(Records from a collection of figures)
* * *

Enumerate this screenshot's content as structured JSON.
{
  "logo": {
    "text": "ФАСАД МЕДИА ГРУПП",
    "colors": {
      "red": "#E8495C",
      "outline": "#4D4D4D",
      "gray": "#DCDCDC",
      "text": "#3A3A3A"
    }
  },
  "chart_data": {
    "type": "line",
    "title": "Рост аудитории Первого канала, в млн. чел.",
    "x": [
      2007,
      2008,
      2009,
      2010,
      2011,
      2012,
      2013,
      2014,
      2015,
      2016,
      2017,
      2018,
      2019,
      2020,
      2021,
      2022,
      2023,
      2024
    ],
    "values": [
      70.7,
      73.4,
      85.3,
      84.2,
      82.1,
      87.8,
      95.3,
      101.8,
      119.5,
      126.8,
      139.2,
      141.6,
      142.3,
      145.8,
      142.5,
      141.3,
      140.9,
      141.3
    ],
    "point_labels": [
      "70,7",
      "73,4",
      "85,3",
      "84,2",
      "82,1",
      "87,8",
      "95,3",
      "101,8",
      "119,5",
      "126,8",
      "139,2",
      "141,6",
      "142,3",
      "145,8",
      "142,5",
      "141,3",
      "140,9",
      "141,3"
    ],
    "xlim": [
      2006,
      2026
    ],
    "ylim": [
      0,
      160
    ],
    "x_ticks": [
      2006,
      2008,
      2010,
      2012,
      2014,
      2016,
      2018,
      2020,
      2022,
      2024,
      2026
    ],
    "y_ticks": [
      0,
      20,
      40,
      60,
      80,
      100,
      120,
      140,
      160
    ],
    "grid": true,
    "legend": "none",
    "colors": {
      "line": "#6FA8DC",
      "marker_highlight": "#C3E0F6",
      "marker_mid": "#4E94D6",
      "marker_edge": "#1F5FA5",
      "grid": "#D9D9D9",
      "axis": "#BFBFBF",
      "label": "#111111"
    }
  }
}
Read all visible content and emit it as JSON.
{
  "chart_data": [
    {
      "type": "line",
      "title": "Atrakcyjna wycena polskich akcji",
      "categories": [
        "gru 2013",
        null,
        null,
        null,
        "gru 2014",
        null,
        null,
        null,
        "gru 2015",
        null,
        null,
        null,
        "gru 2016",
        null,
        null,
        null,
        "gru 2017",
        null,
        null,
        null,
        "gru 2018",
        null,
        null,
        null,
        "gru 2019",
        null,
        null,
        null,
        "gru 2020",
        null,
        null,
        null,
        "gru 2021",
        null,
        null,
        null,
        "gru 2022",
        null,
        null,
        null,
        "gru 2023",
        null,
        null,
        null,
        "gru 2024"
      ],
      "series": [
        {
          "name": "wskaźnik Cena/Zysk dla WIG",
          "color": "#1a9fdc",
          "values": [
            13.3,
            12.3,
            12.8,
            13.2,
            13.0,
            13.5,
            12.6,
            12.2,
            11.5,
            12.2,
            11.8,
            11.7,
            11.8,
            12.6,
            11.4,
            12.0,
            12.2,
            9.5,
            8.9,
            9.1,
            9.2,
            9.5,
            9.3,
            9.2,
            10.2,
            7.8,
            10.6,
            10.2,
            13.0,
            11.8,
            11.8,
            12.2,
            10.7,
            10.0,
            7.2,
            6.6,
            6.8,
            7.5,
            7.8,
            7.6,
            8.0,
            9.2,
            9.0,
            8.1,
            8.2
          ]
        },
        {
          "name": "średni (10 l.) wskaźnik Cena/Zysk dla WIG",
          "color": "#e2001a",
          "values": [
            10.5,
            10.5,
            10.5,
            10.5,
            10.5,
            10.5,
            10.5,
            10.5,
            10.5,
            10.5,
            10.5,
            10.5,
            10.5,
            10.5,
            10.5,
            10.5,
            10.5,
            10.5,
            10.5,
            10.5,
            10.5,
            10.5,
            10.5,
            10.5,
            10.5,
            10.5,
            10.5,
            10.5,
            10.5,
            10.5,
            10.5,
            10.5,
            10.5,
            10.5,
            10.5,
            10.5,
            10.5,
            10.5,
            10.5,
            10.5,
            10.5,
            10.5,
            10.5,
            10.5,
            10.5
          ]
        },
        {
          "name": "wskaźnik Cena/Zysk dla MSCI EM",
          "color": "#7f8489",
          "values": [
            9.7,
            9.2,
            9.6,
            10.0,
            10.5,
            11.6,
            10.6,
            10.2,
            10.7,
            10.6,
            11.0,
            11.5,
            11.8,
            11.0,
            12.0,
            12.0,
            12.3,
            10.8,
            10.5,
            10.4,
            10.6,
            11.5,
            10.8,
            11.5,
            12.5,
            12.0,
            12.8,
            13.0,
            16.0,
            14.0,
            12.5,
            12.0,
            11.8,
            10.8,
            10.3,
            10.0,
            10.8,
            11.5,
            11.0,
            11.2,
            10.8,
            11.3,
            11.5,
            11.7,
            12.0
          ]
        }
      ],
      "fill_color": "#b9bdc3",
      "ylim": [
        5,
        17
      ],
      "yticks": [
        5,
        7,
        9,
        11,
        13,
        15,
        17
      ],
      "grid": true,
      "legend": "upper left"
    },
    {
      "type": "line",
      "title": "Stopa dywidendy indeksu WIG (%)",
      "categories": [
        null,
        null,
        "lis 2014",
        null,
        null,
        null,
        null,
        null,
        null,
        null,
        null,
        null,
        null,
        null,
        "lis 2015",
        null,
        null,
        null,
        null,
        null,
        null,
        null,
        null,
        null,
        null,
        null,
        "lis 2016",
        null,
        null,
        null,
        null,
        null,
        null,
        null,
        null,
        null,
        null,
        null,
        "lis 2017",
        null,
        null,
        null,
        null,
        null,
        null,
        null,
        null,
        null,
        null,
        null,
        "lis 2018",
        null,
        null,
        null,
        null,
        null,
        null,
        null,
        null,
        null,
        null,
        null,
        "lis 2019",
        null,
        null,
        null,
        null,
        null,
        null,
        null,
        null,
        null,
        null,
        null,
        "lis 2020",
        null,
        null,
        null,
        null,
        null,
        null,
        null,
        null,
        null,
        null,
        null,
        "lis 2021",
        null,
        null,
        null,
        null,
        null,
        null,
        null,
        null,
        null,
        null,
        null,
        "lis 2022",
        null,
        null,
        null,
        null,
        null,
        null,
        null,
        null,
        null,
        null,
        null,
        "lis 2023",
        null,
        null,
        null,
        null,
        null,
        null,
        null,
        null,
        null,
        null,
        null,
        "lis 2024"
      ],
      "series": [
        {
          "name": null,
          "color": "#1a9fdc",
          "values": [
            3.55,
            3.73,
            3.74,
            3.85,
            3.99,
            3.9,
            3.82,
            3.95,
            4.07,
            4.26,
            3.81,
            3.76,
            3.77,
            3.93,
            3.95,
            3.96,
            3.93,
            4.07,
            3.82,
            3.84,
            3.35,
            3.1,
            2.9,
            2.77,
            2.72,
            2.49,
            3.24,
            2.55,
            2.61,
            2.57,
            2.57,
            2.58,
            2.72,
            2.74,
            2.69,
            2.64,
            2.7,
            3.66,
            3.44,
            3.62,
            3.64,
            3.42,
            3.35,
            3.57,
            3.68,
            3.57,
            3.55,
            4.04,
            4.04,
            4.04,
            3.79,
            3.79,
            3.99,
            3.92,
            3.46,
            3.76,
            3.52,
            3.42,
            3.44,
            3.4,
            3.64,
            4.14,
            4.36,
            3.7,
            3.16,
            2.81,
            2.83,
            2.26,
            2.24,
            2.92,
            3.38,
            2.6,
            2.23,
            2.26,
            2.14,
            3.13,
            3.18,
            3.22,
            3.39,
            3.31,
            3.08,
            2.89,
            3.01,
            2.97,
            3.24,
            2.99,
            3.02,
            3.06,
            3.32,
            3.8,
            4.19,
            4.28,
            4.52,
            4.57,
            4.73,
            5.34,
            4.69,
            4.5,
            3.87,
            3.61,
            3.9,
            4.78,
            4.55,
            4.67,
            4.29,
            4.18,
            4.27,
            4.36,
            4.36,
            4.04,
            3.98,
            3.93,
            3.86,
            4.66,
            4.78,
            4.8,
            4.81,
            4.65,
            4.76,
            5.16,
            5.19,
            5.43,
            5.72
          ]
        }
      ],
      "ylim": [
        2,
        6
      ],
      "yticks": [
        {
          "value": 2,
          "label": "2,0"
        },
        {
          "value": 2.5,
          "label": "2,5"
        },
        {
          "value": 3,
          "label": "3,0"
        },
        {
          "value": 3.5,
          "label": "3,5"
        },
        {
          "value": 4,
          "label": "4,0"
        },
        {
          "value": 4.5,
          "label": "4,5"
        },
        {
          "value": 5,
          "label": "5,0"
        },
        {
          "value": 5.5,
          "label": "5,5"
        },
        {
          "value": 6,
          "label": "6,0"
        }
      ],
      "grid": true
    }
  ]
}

* * *

In the entries above, identify each line that includes the string "wskaźnik", then copy it.

The result
          "name": "wskaźnik Cena/Zysk dla WIG",
          "name": "średni (10 l.) wskaźnik Cena/Zysk dla WIG",
          "name": "wskaźnik Cena/Zysk dla MSCI EM",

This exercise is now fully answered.